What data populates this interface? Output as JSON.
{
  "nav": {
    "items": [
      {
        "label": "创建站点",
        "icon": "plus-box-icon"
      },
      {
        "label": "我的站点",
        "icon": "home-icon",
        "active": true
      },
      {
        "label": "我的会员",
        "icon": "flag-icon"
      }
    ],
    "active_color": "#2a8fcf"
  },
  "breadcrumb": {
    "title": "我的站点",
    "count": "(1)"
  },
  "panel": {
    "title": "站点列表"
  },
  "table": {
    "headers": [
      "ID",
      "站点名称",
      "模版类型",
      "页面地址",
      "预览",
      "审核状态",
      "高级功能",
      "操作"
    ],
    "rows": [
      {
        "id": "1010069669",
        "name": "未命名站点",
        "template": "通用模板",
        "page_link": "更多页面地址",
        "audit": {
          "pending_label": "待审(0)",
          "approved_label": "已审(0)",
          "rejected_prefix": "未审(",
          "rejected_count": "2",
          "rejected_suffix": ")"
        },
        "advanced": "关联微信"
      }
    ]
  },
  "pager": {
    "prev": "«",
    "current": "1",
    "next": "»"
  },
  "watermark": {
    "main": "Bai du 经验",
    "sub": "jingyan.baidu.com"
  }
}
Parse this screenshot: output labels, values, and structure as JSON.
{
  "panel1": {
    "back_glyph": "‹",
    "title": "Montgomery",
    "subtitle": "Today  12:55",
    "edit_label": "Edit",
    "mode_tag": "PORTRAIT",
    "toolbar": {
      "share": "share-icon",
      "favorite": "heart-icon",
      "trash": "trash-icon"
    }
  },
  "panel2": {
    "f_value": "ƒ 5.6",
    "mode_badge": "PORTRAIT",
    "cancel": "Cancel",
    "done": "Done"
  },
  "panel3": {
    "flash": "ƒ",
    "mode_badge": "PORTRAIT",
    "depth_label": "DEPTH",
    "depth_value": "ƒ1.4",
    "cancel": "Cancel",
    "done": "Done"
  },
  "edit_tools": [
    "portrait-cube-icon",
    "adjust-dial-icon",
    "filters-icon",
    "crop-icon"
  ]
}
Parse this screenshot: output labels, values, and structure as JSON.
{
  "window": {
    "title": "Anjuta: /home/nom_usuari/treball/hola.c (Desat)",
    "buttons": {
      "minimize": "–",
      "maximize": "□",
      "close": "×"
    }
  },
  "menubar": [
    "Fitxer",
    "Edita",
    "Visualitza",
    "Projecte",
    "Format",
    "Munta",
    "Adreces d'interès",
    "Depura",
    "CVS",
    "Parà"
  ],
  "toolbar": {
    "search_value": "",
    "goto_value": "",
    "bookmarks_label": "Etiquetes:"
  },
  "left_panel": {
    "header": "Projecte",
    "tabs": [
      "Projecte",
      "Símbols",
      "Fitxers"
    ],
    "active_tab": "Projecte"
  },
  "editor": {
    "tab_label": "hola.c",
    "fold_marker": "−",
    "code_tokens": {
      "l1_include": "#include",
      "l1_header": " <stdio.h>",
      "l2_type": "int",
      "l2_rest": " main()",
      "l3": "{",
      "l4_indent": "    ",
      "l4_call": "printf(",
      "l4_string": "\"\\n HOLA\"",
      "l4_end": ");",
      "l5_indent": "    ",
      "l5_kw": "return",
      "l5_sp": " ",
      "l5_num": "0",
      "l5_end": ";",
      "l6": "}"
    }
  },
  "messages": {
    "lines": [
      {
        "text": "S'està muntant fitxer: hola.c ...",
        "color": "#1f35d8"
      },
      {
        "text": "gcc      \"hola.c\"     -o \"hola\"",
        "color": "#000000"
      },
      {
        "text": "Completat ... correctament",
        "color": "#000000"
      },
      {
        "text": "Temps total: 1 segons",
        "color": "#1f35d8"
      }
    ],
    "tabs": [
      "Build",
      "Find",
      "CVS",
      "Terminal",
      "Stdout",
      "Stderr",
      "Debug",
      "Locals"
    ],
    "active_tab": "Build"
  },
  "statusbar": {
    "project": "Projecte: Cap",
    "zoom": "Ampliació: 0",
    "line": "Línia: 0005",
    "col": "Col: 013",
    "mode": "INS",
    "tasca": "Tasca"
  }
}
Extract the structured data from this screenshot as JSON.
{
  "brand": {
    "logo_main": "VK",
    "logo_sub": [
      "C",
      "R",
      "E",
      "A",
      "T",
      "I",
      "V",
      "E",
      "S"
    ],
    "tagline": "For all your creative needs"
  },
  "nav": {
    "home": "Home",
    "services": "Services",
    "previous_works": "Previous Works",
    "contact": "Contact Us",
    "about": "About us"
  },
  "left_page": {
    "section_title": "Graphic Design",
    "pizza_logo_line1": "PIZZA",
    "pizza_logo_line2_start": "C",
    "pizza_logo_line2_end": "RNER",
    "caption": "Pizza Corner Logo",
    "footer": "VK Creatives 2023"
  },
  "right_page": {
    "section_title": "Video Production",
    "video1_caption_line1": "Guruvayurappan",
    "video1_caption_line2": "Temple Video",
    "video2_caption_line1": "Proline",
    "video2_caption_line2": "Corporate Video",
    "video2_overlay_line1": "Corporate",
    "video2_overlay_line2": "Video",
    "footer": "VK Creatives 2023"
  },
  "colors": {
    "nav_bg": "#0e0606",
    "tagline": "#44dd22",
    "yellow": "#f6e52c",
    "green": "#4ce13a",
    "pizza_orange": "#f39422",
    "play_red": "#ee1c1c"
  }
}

_YOUR OBJECTIVE_: Note each line of the entries that has "home" in it, and copy those lines.

_COMPLETED TASK_:
        "icon": "home-icon",
    "title": "Anjuta: /home/nom_usuari/treball/hola.c (Desat)",
    "home": "Home",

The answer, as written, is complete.